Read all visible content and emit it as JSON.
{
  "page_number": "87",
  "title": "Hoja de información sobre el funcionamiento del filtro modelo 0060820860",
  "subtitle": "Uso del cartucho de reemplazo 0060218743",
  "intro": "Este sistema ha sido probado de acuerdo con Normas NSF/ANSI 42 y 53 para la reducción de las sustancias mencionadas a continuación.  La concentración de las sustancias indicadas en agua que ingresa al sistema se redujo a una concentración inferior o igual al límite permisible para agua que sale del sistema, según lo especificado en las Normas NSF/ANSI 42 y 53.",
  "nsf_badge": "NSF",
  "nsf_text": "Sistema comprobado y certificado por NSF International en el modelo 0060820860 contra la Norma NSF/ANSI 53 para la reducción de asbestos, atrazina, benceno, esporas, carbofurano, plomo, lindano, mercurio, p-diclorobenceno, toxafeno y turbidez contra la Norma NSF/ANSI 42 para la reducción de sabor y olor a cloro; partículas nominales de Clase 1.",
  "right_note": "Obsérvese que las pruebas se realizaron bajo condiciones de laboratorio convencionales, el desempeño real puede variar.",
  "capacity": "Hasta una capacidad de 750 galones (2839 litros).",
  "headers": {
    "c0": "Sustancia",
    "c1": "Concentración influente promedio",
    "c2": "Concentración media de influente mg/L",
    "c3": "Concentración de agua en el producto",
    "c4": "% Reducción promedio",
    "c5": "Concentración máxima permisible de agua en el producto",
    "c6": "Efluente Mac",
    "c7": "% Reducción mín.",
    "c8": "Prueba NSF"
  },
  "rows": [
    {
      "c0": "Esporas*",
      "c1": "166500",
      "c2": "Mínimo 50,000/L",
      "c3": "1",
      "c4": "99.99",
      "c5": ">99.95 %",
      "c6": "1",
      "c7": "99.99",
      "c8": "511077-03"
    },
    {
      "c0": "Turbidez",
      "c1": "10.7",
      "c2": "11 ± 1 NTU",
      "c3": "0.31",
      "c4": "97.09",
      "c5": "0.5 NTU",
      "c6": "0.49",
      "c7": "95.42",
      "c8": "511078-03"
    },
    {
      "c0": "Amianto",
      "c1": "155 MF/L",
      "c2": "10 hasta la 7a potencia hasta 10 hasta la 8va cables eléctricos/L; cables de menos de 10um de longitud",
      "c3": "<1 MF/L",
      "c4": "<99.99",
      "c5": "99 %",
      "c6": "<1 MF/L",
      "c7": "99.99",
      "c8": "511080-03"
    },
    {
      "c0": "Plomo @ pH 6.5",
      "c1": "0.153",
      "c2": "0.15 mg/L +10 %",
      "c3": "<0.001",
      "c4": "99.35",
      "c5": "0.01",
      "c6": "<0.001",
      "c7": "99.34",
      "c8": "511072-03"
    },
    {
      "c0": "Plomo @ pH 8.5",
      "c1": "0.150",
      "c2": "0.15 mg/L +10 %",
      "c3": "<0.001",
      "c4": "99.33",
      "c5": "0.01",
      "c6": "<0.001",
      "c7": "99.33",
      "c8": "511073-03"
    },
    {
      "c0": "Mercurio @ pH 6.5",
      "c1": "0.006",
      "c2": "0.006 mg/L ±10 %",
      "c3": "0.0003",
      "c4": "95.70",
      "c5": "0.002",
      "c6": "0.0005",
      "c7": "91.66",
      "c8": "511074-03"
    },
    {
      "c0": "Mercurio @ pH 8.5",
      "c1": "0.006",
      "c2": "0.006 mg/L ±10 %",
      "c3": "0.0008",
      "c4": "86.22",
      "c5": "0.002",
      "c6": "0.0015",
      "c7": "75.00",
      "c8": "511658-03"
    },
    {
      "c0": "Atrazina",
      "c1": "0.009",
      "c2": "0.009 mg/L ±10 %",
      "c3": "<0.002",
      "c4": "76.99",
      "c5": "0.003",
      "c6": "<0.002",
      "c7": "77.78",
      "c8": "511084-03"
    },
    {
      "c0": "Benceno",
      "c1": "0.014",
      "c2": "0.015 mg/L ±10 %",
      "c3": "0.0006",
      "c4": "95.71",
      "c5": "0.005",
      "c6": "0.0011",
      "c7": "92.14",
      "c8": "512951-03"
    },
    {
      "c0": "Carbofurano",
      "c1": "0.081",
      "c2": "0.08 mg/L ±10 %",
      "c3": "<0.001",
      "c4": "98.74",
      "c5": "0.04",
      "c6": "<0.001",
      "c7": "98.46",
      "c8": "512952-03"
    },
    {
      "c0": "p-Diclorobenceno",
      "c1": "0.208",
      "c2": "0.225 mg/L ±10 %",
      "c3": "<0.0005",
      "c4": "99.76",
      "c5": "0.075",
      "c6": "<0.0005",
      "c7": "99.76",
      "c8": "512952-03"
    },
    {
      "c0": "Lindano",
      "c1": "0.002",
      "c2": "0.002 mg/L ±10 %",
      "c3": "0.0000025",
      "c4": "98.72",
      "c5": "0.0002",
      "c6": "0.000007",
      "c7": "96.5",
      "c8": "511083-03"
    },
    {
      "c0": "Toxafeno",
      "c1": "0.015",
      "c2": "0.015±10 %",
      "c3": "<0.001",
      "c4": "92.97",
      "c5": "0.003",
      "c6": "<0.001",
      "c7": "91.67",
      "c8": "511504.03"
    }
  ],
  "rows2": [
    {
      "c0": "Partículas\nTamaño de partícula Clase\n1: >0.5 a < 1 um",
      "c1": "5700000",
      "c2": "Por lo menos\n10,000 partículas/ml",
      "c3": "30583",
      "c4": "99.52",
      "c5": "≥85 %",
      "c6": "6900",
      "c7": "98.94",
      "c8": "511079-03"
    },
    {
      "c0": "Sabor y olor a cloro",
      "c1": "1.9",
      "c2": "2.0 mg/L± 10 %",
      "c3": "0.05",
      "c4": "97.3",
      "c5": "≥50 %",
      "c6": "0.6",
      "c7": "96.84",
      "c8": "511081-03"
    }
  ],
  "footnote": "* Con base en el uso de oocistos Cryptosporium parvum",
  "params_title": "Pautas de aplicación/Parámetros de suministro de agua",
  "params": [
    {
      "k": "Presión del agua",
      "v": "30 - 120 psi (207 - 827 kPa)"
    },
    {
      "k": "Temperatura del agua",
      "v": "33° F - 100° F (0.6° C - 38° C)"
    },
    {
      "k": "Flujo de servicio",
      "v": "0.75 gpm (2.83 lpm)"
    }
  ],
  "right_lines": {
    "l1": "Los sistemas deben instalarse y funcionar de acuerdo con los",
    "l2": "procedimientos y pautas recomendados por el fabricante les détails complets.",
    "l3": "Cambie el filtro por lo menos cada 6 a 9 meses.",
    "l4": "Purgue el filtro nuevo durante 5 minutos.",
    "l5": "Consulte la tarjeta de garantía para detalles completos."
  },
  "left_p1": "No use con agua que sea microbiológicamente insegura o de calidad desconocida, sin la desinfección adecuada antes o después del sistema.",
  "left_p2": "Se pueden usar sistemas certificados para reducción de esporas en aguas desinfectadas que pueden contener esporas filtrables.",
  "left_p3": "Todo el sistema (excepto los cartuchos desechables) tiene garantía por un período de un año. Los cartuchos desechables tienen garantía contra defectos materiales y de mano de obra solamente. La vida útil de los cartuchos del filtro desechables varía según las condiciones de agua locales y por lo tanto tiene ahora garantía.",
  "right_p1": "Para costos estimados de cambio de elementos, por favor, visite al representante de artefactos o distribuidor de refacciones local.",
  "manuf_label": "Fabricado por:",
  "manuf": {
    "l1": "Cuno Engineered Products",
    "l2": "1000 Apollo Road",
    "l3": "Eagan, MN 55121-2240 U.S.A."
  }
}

--------------------------------------------------

* **TASK DIRECTIONS**: Show every line from the entries above in which "promedio" appears.

* **SOLUTION TO THIS TASK**:
    "c1": "Concentración influente promedio",
    "c4": "% Reducción promedio",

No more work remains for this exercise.